REQUIRED WORK ::
Copy every entry exactly.

-------

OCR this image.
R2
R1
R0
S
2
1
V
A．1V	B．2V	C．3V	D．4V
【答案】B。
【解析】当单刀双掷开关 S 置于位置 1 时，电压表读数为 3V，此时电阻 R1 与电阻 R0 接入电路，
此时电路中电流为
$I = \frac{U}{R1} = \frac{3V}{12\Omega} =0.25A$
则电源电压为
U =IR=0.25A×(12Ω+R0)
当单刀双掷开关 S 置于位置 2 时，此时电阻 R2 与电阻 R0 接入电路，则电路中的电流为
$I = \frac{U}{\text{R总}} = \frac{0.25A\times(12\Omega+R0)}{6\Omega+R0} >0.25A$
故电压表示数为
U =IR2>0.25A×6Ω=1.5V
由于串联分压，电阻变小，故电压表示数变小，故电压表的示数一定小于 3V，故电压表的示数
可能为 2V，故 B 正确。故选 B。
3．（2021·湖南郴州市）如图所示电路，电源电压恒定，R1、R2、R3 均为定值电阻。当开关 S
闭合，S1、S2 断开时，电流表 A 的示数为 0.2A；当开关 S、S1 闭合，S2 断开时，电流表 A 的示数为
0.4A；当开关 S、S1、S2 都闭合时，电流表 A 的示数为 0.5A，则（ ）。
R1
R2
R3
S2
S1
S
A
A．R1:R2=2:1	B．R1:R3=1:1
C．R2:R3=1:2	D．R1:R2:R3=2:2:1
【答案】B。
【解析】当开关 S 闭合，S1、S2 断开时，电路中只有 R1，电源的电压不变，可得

-------

FULL RESPONSE ::
OCR this image.
R2
R1
R0
S
2
1
V
A．1V	B．2V	C．3V	D．4V
【答案】B。
【解析】当单刀双掷开关 S 置于位置 1 时，电压表读数为 3V，此时电阻 R1 与电阻 R0 接入电路，
此时电路中电流为
$I = \frac{U}{R1} = \frac{3V}{12\Omega} =0.25A$
则电源电压为
U =IR=0.25A×(12Ω+R0)
当单刀双掷开关 S 置于位置 2 时，此时电阻 R2 与电阻 R0 接入电路，则电路中的电流为
$I = \frac{U}{\text{R总}} = \frac{0.25A\times(12\Omega+R0)}{6\Omega+R0} >0.25A$
故电压表示数为
U =IR2>0.25A×6Ω=1.5V
由于串联分压，电阻变小，故电压表示数变小，故电压表的示数一定小于 3V，故电压表的示数
可能为 2V，故 B 正确。故选 B。
3．（2021·湖南郴州市）如图所示电路，电源电压恒定，R1、R2、R3 均为定值电阻。当开关 S
闭合，S1、S2 断开时，电流表 A 的示数为 0.2A；当开关 S、S1 闭合，S2 断开时，电流表 A 的示数为
0.4A；当开关 S、S1、S2 都闭合时，电流表 A 的示数为 0.5A，则（ ）。
R1
R2
R3
S2
S1
S
A
A．R1:R2=2:1	B．R1:R3=1:1
C．R2:R3=1:2	D．R1:R2:R3=2:2:1
【答案】B。
【解析】当开关 S 闭合，S1、S2 断开时，电路中只有 R1，电源的电压不变，可得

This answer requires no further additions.